- Problem:
Restate the full set of records exactly, word for word.

- Dataset entries:
## BEGIN

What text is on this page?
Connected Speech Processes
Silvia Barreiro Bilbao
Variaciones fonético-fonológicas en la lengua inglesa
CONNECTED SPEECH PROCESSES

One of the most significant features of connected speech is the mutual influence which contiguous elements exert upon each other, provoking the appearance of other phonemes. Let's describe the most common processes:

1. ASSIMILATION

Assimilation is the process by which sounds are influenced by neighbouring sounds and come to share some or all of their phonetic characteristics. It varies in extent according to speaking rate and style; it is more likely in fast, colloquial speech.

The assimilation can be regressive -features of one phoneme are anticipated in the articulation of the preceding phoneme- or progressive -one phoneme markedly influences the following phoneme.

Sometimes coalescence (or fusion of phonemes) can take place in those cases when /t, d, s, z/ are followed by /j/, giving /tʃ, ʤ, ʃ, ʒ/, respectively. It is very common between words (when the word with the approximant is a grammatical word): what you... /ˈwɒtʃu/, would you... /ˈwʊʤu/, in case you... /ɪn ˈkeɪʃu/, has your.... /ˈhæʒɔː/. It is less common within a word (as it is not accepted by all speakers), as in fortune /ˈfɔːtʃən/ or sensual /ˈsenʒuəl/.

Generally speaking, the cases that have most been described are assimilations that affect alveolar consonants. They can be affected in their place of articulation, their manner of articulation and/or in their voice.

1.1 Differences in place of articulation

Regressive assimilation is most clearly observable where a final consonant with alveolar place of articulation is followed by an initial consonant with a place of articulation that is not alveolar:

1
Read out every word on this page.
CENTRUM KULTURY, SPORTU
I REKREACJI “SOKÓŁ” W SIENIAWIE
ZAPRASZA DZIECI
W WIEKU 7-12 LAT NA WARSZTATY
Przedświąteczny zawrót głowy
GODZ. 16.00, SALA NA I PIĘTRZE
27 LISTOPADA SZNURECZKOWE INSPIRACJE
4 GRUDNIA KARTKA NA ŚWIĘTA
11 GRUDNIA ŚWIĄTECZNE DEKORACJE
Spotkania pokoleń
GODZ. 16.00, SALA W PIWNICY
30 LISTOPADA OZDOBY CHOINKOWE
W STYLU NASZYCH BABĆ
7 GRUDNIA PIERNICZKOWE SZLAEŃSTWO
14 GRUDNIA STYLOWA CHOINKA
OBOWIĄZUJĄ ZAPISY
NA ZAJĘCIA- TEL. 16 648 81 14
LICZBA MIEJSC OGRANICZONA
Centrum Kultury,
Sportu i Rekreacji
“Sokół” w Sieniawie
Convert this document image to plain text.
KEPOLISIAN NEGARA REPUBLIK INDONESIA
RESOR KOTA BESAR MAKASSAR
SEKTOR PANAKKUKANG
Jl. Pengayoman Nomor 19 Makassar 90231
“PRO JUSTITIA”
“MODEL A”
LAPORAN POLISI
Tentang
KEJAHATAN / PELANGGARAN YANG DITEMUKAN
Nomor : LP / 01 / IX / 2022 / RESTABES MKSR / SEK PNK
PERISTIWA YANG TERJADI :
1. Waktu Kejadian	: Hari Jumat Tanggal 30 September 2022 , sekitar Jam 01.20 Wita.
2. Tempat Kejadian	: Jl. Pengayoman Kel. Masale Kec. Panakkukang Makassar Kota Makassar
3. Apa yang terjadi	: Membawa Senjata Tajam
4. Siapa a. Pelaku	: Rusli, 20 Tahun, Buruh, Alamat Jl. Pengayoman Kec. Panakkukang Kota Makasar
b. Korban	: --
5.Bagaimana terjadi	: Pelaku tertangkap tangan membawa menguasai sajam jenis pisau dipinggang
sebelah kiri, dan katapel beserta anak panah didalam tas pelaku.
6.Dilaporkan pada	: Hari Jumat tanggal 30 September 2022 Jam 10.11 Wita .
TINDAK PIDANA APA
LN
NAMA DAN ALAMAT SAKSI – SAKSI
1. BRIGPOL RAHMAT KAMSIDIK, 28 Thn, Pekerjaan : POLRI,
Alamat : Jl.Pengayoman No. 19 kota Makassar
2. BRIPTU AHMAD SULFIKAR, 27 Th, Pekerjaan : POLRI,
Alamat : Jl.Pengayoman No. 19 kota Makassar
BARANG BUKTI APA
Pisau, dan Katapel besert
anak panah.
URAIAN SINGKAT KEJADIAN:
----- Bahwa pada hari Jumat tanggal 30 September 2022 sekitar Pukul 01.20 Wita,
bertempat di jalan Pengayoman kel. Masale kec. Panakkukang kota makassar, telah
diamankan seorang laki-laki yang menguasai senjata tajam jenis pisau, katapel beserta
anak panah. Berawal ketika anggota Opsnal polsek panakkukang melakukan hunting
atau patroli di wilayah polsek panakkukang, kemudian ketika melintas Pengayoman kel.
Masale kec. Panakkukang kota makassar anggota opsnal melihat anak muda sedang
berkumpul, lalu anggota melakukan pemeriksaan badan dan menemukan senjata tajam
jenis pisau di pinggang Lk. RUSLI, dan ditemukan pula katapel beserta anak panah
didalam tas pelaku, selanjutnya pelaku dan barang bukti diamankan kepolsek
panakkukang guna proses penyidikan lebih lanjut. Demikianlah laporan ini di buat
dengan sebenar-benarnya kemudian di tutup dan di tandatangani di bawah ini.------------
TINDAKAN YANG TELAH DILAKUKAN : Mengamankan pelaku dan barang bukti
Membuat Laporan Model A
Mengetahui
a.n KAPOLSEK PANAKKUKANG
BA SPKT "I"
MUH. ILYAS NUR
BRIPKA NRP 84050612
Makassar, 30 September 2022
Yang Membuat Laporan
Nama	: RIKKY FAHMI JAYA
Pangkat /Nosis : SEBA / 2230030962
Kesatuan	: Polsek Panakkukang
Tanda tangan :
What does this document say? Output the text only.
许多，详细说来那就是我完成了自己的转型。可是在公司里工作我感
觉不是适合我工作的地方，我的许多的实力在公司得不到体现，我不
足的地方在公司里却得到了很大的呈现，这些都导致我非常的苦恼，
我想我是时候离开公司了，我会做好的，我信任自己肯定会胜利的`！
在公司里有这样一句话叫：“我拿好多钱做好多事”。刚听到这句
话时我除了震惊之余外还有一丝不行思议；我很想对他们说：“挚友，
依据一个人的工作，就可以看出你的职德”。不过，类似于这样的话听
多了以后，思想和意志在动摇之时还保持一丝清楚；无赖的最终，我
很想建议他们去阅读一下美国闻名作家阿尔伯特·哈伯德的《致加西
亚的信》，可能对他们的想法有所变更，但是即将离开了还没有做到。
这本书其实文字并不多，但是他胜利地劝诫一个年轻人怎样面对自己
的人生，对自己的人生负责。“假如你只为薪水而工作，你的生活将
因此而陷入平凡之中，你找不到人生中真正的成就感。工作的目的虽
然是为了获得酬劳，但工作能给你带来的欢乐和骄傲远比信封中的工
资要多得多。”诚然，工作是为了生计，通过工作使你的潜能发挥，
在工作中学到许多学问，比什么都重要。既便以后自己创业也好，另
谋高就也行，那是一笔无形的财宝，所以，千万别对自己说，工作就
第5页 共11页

## END

- Solution below:
What text is on this page?
Connected Speech Processes
Silvia Barreiro Bilbao
Variaciones fonético-fonológicas en la lengua inglesa
CONNECTED SPEECH PROCESSES

One of the most significant features of connected speech is the mutual influence which contiguous elements exert upon each other, provoking the appearance of other phonemes. Let's describe the most common processes:

1. ASSIMILATION

Assimilation is the process by which sounds are influenced by neighbouring sounds and come to share some or all of their phonetic characteristics. It varies in extent according to speaking rate and style; it is more likely in fast, colloquial speech.

The assimilation can be regressive -features of one phoneme are anticipated in the articulation of the preceding phoneme- or progressive -one phoneme markedly influences the following phoneme.

Sometimes coalescence (or fusion of phonemes) can take place in those cases when /t, d, s, z/ are followed by /j/, giving /tʃ, ʤ, ʃ, ʒ/, respectively. It is very common between words (when the word with the approximant is a grammatical word): what you... /ˈwɒtʃu/, would you... /ˈwʊʤu/, in case you... /ɪn ˈkeɪʃu/, has your.... /ˈhæʒɔː/. It is less common within a word (as it is not accepted by all speakers), as in fortune /ˈfɔːtʃən/ or sensual /ˈsenʒuəl/.

Generally speaking, the cases that have most been described are assimilations that affect alveolar consonants. They can be affected in their place of articulation, their manner of articulation and/or in their voice.

1.1 Differences in place of articulation

Regressive assimilation is most clearly observable where a final consonant with alveolar place of articulation is followed by an initial consonant with a place of articulation that is not alveolar:

1
Read out every word on this page.
CENTRUM KULTURY, SPORTU
I REKREACJI “SOKÓŁ” W SIENIAWIE
ZAPRASZA DZIECI
W WIEKU 7-12 LAT NA WARSZTATY
Przedświąteczny zawrót głowy
GODZ. 16.00, SALA NA I PIĘTRZE
27 LISTOPADA SZNURECZKOWE INSPIRACJE
4 GRUDNIA KARTKA NA ŚWIĘTA
11 GRUDNIA ŚWIĄTECZNE DEKORACJE
Spotkania pokoleń
GODZ. 16.00, SALA W PIWNICY
30 LISTOPADA OZDOBY CHOINKOWE
W STYLU NASZYCH BABĆ
7 GRUDNIA PIERNICZKOWE SZLAEŃSTWO
14 GRUDNIA STYLOWA CHOINKA
OBOWIĄZUJĄ ZAPISY
NA ZAJĘCIA- TEL. 16 648 81 14
LICZBA MIEJSC OGRANICZONA
Centrum Kultury,
Sportu i Rekreacji
“Sokół” w Sieniawie
Convert this document image to plain text.
KEPOLISIAN NEGARA REPUBLIK INDONESIA
RESOR KOTA BESAR MAKASSAR
SEKTOR PANAKKUKANG
Jl. Pengayoman Nomor 19 Makassar 90231
“PRO JUSTITIA”
“MODEL A”
LAPORAN POLISI
Tentang
KEJAHATAN / PELANGGARAN YANG DITEMUKAN
Nomor : LP / 01 / IX / 2022 / RESTABES MKSR / SEK PNK
PERISTIWA YANG TERJADI :
1. Waktu Kejadian	: Hari Jumat Tanggal 30 September 2022 , sekitar Jam 01.20 Wita.
2. Tempat Kejadian	: Jl. Pengayoman Kel. Masale Kec. Panakkukang Makassar Kota Makassar
3. Apa yang terjadi	: Membawa Senjata Tajam
4. Siapa a. Pelaku	: Rusli, 20 Tahun, Buruh, Alamat Jl. Pengayoman Kec. Panakkukang Kota Makasar
b. Korban	: --
5.Bagaimana terjadi	: Pelaku tertangkap tangan membawa menguasai sajam jenis pisau dipinggang
sebelah kiri, dan katapel beserta anak panah didalam tas pelaku.
6.Dilaporkan pada	: Hari Jumat tanggal 30 September 2022 Jam 10.11 Wita .
TINDAK PIDANA APA
LN
NAMA DAN ALAMAT SAKSI – SAKSI
1. BRIGPOL RAHMAT KAMSIDIK, 28 Thn, Pekerjaan : POLRI,
Alamat : Jl.Pengayoman No. 19 kota Makassar
2. BRIPTU AHMAD SULFIKAR, 27 Th, Pekerjaan : POLRI,
Alamat : Jl.Pengayoman No. 19 kota Makassar
BARANG BUKTI APA
Pisau, dan Katapel besert
anak panah.
URAIAN SINGKAT KEJADIAN:
----- Bahwa pada hari Jumat tanggal 30 September 2022 sekitar Pukul 01.20 Wita,
bertempat di jalan Pengayoman kel. Masale kec. Panakkukang kota makassar, telah
diamankan seorang laki-laki yang menguasai senjata tajam jenis pisau, katapel beserta
anak panah. Berawal ketika anggota Opsnal polsek panakkukang melakukan hunting
atau patroli di wilayah polsek panakkukang, kemudian ketika melintas Pengayoman kel.
Masale kec. Panakkukang kota makassar anggota opsnal melihat anak muda sedang
berkumpul, lalu anggota melakukan pemeriksaan badan dan menemukan senjata tajam
jenis pisau di pinggang Lk. RUSLI, dan ditemukan pula katapel beserta anak panah
didalam tas pelaku, selanjutnya pelaku dan barang bukti diamankan kepolsek
panakkukang guna proses penyidikan lebih lanjut. Demikianlah laporan ini di buat
dengan sebenar-benarnya kemudian di tutup dan di tandatangani di bawah ini.------------
TINDAKAN YANG TELAH DILAKUKAN : Mengamankan pelaku dan barang bukti
Membuat Laporan Model A
Mengetahui
a.n KAPOLSEK PANAKKUKANG
BA SPKT "I"
MUH. ILYAS NUR
BRIPKA NRP 84050612
Makassar, 30 September 2022
Yang Membuat Laporan
Nama	: RIKKY FAHMI JAYA
Pangkat /Nosis : SEBA / 2230030962
Kesatuan	: Polsek Panakkukang
Tanda tangan :
What does this document say? Output the text only.
许多，详细说来那就是我完成了自己的转型。可是在公司里工作我感
觉不是适合我工作的地方，我的许多的实力在公司得不到体现，我不
足的地方在公司里却得到了很大的呈现，这些都导致我非常的苦恼，
我想我是时候离开公司了，我会做好的，我信任自己肯定会胜利的`！
在公司里有这样一句话叫：“我拿好多钱做好多事”。刚听到这句
话时我除了震惊之余外还有一丝不行思议；我很想对他们说：“挚友，
依据一个人的工作，就可以看出你的职德”。不过，类似于这样的话听
多了以后，思想和意志在动摇之时还保持一丝清楚；无赖的最终，我
很想建议他们去阅读一下美国闻名作家阿尔伯特·哈伯德的《致加西
亚的信》，可能对他们的想法有所变更，但是即将离开了还没有做到。
这本书其实文字并不多，但是他胜利地劝诫一个年轻人怎样面对自己
的人生，对自己的人生负责。“假如你只为薪水而工作，你的生活将
因此而陷入平凡之中，你找不到人生中真正的成就感。工作的目的虽
然是为了获得酬劳，但工作能给你带来的欢乐和骄傲远比信封中的工
资要多得多。”诚然，工作是为了生计，通过工作使你的潜能发挥，
在工作中学到许多学问，比什么都重要。既便以后自己创业也好，另
谋高就也行，那是一笔无形的财宝，所以，千万别对自己说，工作就
第5页 共11页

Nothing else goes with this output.